→ Exercise: Restate the listing that follows word for word, without its pictures.

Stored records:
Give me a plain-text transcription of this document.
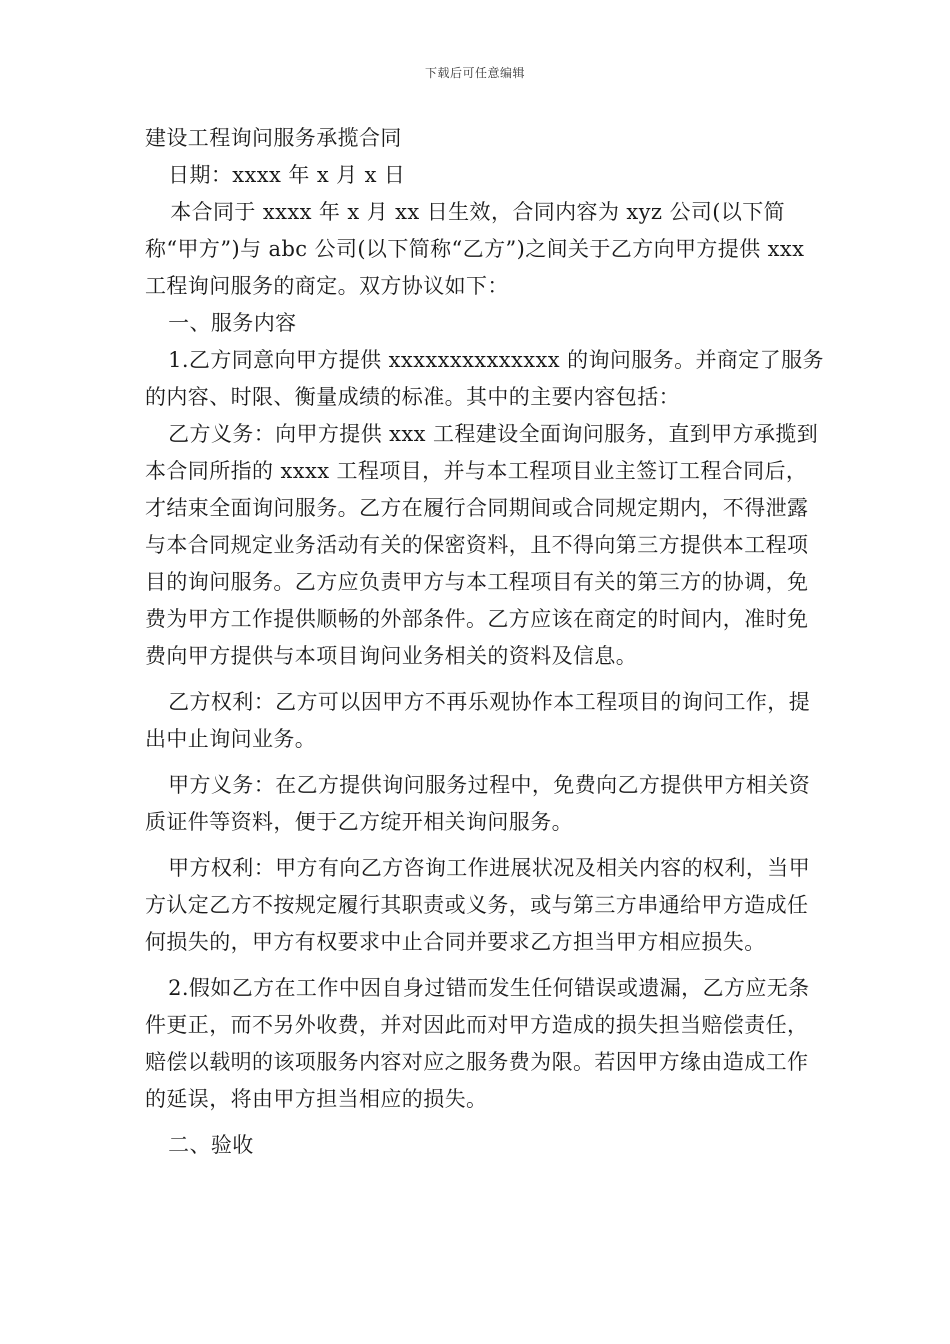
下载后可任意编辑

建设工程询问服务承揽合同

日期：xxxx 年 x 月 x 日

本合同于 xxxx 年 x 月 xx 日生效，合同内容为 xyz 公司(以下简称“甲方”)与 abc 公司(以下简称“乙方”)之间关于乙方向甲方提供 xxx 工程询问服务的商定。双方协议如下：

一、服务内容

1.乙方同意向甲方提供 xxxxxxxxxxxxxx 的询问服务。并商定了服务的内容、时限、衡量成绩的标准。其中的主要内容包括：

乙方义务：向甲方提供 xxx 工程建设全面询问服务，直到甲方承揽到本合同所指的 xxxx 工程项目，并与本工程项目业主签订工程合同后，才结束全面询问服务。乙方在履行合同期间或合同规定期内，不得泄露与本合同规定业务活动有关的保密资料，且不得向第三方提供本工程项目的询问服务。乙方应负责甲方与本工程项目有关的第三方的协调，免费为甲方工作提供顺畅的外部条件。乙方应该在商定的时间内，准时免费向甲方提供与本项目询问业务相关的资料及信息。

乙方权利：乙方可以因甲方不再乐观协作本工程项目的询问工作，提出中止询问业务。

甲方义务：在乙方提供询问服务过程中，免费向乙方提供甲方相关资质证件等资料，便于乙方绽开相关询问服务。

甲方权利：甲方有向乙方咨询工作进展状况及相关内容的权利，当甲方认定乙方不按规定履行其职责或义务，或与第三方串通给甲方造成任何损失的，甲方有权要求中止合同并要求乙方担当甲方相应损失。

2.假如乙方在工作中因自身过错而发生任何错误或遗漏，乙方应无条件更正，而不另外收费，并对因此而对甲方造成的损失担当赔偿责任，赔偿以载明的该项服务内容对应之服务费为限。若因甲方缘由造成工作的延误，将由甲方担当相应的损失。

二、验收
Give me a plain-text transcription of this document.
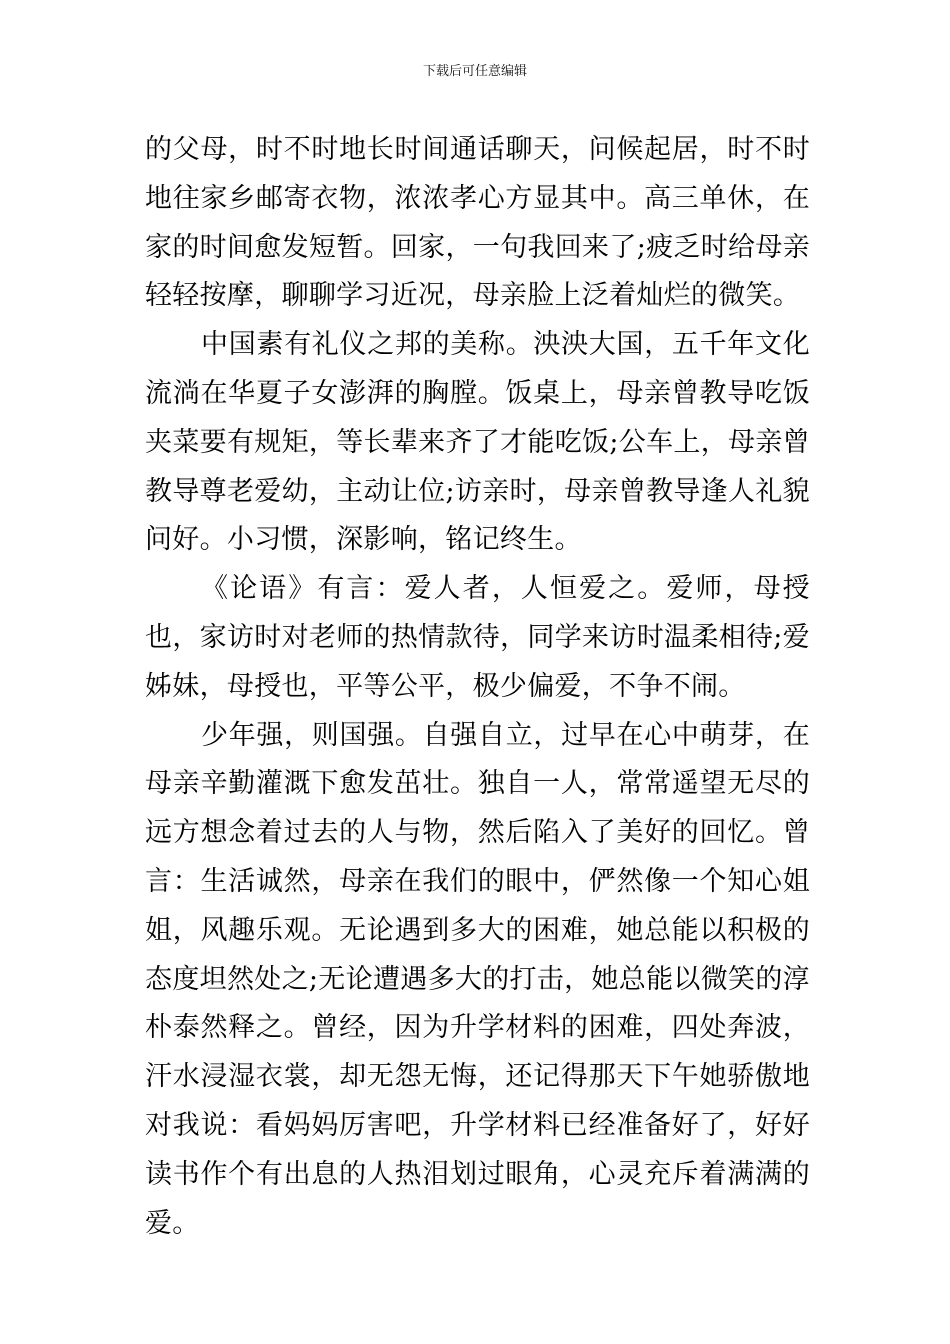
下载后可任意编辑

的父母，时不时地长时间通话聊天，问候起居，时不时地往家乡邮寄衣物，浓浓孝心方显其中。高三单休，在家的时间愈发短暂。回家，一句我回来了;疲乏时给母亲轻轻按摩，聊聊学习近况，母亲脸上泛着灿烂的微笑。

中国素有礼仪之邦的美称。泱泱大国，五千年文化流淌在华夏子女澎湃的胸膛。饭桌上，母亲曾教导吃饭夹菜要有规矩，等长辈来齐了才能吃饭;公车上，母亲曾教导尊老爱幼，主动让位;访亲时，母亲曾教导逢人礼貌问好。小习惯，深影响，铭记终生。

《论语》有言：爱人者，人恒爱之。爱师，母授也，家访时对老师的热情款待，同学来访时温柔相待;爱姊妹，母授也，平等公平，极少偏爱，不争不闹。

少年强，则国强。自强自立，过早在心中萌芽，在母亲辛勤灌溉下愈发茁壮。独自一人，常常遥望无尽的远方想念着过去的人与物，然后陷入了美好的回忆。曾言：生活诚然，母亲在我们的眼中，俨然像一个知心姐姐，风趣乐观。无论遇到多大的困难，她总能以积极的态度坦然处之;无论遭遇多大的打击，她总能以微笑的淳朴泰然释之。曾经，因为升学材料的困难，四处奔波，汗水浸湿衣裳，却无怨无悔，还记得那天下午她骄傲地对我说：看妈妈厉害吧，升学材料已经准备好了，好好读书作个有出息的人热泪划过眼角，心灵充斥着满满的爱。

→ Answer to the task:
Give me a plain-text transcription of this document.
下载后可任意编辑

建设工程询问服务承揽合同

日期：xxxx 年 x 月 x 日

本合同于 xxxx 年 x 月 xx 日生效，合同内容为 xyz 公司(以下简称“甲方”)与 abc 公司(以下简称“乙方”)之间关于乙方向甲方提供 xxx 工程询问服务的商定。双方协议如下：

一、服务内容

1.乙方同意向甲方提供 xxxxxxxxxxxxxx 的询问服务。并商定了服务的内容、时限、衡量成绩的标准。其中的主要内容包括：

乙方义务：向甲方提供 xxx 工程建设全面询问服务，直到甲方承揽到本合同所指的 xxxx 工程项目，并与本工程项目业主签订工程合同后，才结束全面询问服务。乙方在履行合同期间或合同规定期内，不得泄露与本合同规定业务活动有关的保密资料，且不得向第三方提供本工程项目的询问服务。乙方应负责甲方与本工程项目有关的第三方的协调，免费为甲方工作提供顺畅的外部条件。乙方应该在商定的时间内，准时免费向甲方提供与本项目询问业务相关的资料及信息。

乙方权利：乙方可以因甲方不再乐观协作本工程项目的询问工作，提出中止询问业务。

甲方义务：在乙方提供询问服务过程中，免费向乙方提供甲方相关资质证件等资料，便于乙方绽开相关询问服务。

甲方权利：甲方有向乙方咨询工作进展状况及相关内容的权利，当甲方认定乙方不按规定履行其职责或义务，或与第三方串通给甲方造成任何损失的，甲方有权要求中止合同并要求乙方担当甲方相应损失。

2.假如乙方在工作中因自身过错而发生任何错误或遗漏，乙方应无条件更正，而不另外收费，并对因此而对甲方造成的损失担当赔偿责任，赔偿以载明的该项服务内容对应之服务费为限。若因甲方缘由造成工作的延误，将由甲方担当相应的损失。

二、验收
Give me a plain-text transcription of this document.
下载后可任意编辑

的父母，时不时地长时间通话聊天，问候起居，时不时地往家乡邮寄衣物，浓浓孝心方显其中。高三单休，在家的时间愈发短暂。回家，一句我回来了;疲乏时给母亲轻轻按摩，聊聊学习近况，母亲脸上泛着灿烂的微笑。

中国素有礼仪之邦的美称。泱泱大国，五千年文化流淌在华夏子女澎湃的胸膛。饭桌上，母亲曾教导吃饭夹菜要有规矩，等长辈来齐了才能吃饭;公车上，母亲曾教导尊老爱幼，主动让位;访亲时，母亲曾教导逢人礼貌问好。小习惯，深影响，铭记终生。

《论语》有言：爱人者，人恒爱之。爱师，母授也，家访时对老师的热情款待，同学来访时温柔相待;爱姊妹，母授也，平等公平，极少偏爱，不争不闹。

少年强，则国强。自强自立，过早在心中萌芽，在母亲辛勤灌溉下愈发茁壮。独自一人，常常遥望无尽的远方想念着过去的人与物，然后陷入了美好的回忆。曾言：生活诚然，母亲在我们的眼中，俨然像一个知心姐姐，风趣乐观。无论遇到多大的困难，她总能以积极的态度坦然处之;无论遭遇多大的打击，她总能以微笑的淳朴泰然释之。曾经，因为升学材料的困难，四处奔波，汗水浸湿衣裳，却无怨无悔，还记得那天下午她骄傲地对我说：看妈妈厉害吧，升学材料已经准备好了，好好读书作个有出息的人热泪划过眼角，心灵充斥着满满的爱。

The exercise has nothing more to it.